What the task asks
Copy out every line of the records where the string "Nomor" occurs.

Items from a data source
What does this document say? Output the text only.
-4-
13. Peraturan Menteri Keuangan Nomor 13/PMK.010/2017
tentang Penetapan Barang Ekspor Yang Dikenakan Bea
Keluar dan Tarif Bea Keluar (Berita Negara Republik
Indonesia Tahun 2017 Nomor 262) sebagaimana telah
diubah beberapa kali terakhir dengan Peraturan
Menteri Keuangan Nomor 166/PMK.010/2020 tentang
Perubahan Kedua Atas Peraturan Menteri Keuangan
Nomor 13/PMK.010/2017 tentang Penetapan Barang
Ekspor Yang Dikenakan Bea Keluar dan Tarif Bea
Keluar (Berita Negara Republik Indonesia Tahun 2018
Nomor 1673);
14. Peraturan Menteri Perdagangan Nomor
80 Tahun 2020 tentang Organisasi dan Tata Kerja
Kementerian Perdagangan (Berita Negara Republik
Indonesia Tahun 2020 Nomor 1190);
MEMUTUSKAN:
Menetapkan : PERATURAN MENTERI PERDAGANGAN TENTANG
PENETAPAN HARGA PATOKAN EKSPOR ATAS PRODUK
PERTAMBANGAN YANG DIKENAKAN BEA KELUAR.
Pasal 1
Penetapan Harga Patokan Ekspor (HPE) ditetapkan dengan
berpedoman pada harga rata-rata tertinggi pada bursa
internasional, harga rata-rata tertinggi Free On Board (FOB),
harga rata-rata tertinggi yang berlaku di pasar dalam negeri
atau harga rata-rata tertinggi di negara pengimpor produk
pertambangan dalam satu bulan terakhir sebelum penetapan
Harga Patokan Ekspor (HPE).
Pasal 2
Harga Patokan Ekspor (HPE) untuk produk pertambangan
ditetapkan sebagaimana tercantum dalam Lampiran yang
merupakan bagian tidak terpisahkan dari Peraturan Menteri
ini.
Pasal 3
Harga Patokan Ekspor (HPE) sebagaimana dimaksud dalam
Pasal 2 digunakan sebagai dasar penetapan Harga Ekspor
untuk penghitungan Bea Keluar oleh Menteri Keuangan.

Full output
13. Peraturan Menteri Keuangan Nomor 13/PMK.010/2017
Indonesia Tahun 2017 Nomor 262) sebagaimana telah
Menteri Keuangan Nomor 166/PMK.010/2020 tentang
Nomor 13/PMK.010/2017 tentang Penetapan Barang
Nomor 1673);
14. Peraturan Menteri Perdagangan Nomor
Indonesia Tahun 2020 Nomor 1190);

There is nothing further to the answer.